AIM OF THE EXERCISE: Repeat each line exactly as it is written.
--- INPUT RECORDS ---
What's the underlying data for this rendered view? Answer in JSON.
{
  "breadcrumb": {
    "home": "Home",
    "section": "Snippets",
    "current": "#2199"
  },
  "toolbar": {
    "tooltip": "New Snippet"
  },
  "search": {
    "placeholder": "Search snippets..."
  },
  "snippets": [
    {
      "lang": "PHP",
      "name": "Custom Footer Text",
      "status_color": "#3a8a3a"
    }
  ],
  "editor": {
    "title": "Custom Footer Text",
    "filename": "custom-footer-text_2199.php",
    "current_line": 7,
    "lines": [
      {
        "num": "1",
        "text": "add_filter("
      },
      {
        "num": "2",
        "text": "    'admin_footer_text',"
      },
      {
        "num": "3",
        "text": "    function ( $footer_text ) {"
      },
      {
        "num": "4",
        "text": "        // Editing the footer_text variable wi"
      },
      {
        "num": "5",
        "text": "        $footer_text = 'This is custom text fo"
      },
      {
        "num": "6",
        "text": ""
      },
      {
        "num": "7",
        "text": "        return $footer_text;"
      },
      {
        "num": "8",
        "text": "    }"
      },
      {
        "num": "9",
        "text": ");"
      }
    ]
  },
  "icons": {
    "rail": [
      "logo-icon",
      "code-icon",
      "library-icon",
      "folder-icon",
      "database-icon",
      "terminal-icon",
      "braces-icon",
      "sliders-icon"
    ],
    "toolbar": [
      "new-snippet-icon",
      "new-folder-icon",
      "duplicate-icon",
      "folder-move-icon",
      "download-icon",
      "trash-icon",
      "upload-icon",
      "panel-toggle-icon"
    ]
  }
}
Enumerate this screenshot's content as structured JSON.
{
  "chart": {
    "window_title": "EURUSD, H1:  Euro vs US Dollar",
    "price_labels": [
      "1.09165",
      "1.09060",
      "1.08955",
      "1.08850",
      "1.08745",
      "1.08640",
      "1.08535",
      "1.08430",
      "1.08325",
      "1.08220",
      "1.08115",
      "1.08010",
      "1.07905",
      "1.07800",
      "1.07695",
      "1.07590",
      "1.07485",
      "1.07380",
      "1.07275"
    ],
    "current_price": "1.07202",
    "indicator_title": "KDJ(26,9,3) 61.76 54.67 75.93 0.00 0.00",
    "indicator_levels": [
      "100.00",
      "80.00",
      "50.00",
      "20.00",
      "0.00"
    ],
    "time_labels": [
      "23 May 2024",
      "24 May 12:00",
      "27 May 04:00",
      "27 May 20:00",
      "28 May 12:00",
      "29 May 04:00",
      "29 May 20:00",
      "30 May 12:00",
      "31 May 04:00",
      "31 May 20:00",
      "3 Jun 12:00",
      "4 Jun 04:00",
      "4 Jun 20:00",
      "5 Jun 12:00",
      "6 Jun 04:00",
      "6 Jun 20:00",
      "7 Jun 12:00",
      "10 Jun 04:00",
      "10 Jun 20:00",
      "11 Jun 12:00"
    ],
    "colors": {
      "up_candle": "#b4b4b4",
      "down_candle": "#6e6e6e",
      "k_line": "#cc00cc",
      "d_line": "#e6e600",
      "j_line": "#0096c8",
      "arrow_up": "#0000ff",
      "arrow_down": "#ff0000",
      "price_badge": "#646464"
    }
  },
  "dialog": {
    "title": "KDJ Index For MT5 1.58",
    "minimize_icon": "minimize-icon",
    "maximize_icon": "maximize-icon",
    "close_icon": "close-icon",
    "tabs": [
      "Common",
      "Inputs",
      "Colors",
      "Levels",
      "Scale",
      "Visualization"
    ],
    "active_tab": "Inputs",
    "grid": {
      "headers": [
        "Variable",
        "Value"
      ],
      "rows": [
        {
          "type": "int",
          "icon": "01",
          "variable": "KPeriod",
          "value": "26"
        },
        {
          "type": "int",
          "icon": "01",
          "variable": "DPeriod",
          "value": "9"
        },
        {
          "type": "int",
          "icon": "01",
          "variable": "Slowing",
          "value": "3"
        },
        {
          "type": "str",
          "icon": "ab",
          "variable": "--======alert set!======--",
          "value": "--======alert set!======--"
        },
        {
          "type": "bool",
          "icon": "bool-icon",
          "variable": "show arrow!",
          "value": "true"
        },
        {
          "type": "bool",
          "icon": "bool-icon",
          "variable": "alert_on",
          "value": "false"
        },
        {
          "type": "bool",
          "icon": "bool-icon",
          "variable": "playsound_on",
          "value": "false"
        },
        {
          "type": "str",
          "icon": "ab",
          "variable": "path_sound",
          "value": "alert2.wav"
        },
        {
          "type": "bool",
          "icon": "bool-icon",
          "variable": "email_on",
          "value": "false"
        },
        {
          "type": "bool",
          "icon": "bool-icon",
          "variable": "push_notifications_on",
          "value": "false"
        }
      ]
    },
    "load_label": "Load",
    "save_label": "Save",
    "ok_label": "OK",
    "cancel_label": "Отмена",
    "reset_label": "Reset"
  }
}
---
RESPONSE BELOW:
What's the underlying data for this rendered view? Answer in JSON.
{
  "breadcrumb": {
    "home": "Home",
    "section": "Snippets",
    "current": "#2199"
  },
  "toolbar": {
    "tooltip": "New Snippet"
  },
  "search": {
    "placeholder": "Search snippets..."
  },
  "snippets": [
    {
      "lang": "PHP",
      "name": "Custom Footer Text",
      "status_color": "#3a8a3a"
    }
  ],
  "editor": {
    "title": "Custom Footer Text",
    "filename": "custom-footer-text_2199.php",
    "current_line": 7,
    "lines": [
      {
        "num": "1",
        "text": "add_filter("
      },
      {
        "num": "2",
        "text": "    'admin_footer_text',"
      },
      {
        "num": "3",
        "text": "    function ( $footer_text ) {"
      },
      {
        "num": "4",
        "text": "        // Editing the footer_text variable wi"
      },
      {
        "num": "5",
        "text": "        $footer_text = 'This is custom text fo"
      },
      {
        "num": "6",
        "text": ""
      },
      {
        "num": "7",
        "text": "        return $footer_text;"
      },
      {
        "num": "8",
        "text": "    }"
      },
      {
        "num": "9",
        "text": ");"
      }
    ]
  },
  "icons": {
    "rail": [
      "logo-icon",
      "code-icon",
      "library-icon",
      "folder-icon",
      "database-icon",
      "terminal-icon",
      "braces-icon",
      "sliders-icon"
    ],
    "toolbar": [
      "new-snippet-icon",
      "new-folder-icon",
      "duplicate-icon",
      "folder-move-icon",
      "download-icon",
      "trash-icon",
      "upload-icon",
      "panel-toggle-icon"
    ]
  }
}
Enumerate this screenshot's content as structured JSON.
{
  "chart": {
    "window_title": "EURUSD, H1:  Euro vs US Dollar",
    "price_labels": [
      "1.09165",
      "1.09060",
      "1.08955",
      "1.08850",
      "1.08745",
      "1.08640",
      "1.08535",
      "1.08430",
      "1.08325",
      "1.08220",
      "1.08115",
      "1.08010",
      "1.07905",
      "1.07800",
      "1.07695",
      "1.07590",
      "1.07485",
      "1.07380",
      "1.07275"
    ],
    "current_price": "1.07202",
    "indicator_title": "KDJ(26,9,3) 61.76 54.67 75.93 0.00 0.00",
    "indicator_levels": [
      "100.00",
      "80.00",
      "50.00",
      "20.00",
      "0.00"
    ],
    "time_labels": [
      "23 May 2024",
      "24 May 12:00",
      "27 May 04:00",
      "27 May 20:00",
      "28 May 12:00",
      "29 May 04:00",
      "29 May 20:00",
      "30 May 12:00",
      "31 May 04:00",
      "31 May 20:00",
      "3 Jun 12:00",
      "4 Jun 04:00",
      "4 Jun 20:00",
      "5 Jun 12:00",
      "6 Jun 04:00",
      "6 Jun 20:00",
      "7 Jun 12:00",
      "10 Jun 04:00",
      "10 Jun 20:00",
      "11 Jun 12:00"
    ],
    "colors": {
      "up_candle": "#b4b4b4",
      "down_candle": "#6e6e6e",
      "k_line": "#cc00cc",
      "d_line": "#e6e600",
      "j_line": "#0096c8",
      "arrow_up": "#0000ff",
      "arrow_down": "#ff0000",
      "price_badge": "#646464"
    }
  },
  "dialog": {
    "title": "KDJ Index For MT5 1.58",
    "minimize_icon": "minimize-icon",
    "maximize_icon": "maximize-icon",
    "close_icon": "close-icon",
    "tabs": [
      "Common",
      "Inputs",
      "Colors",
      "Levels",
      "Scale",
      "Visualization"
    ],
    "active_tab": "Inputs",
    "grid": {
      "headers": [
        "Variable",
        "Value"
      ],
      "rows": [
        {
          "type": "int",
          "icon": "01",
          "variable": "KPeriod",
          "value": "26"
        },
        {
          "type": "int",
          "icon": "01",
          "variable": "DPeriod",
          "value": "9"
        },
        {
          "type": "int",
          "icon": "01",
          "variable": "Slowing",
          "value": "3"
        },
        {
          "type": "str",
          "icon": "ab",
          "variable": "--======alert set!======--",
          "value": "--======alert set!======--"
        },
        {
          "type": "bool",
          "icon": "bool-icon",
          "variable": "show arrow!",
          "value": "true"
        },
        {
          "type": "bool",
          "icon": "bool-icon",
          "variable": "alert_on",
          "value": "false"
        },
        {
          "type": "bool",
          "icon": "bool-icon",
          "variable": "playsound_on",
          "value": "false"
        },
        {
          "type": "str",
          "icon": "ab",
          "variable": "path_sound",
          "value": "alert2.wav"
        },
        {
          "type": "bool",
          "icon": "bool-icon",
          "variable": "email_on",
          "value": "false"
        },
        {
          "type": "bool",
          "icon": "bool-icon",
          "variable": "push_notifications_on",
          "value": "false"
        }
      ]
    },
    "load_label": "Load",
    "save_label": "Save",
    "ok_label": "OK",
    "cancel_label": "Отмена",
    "reset_label": "Reset"
  }
}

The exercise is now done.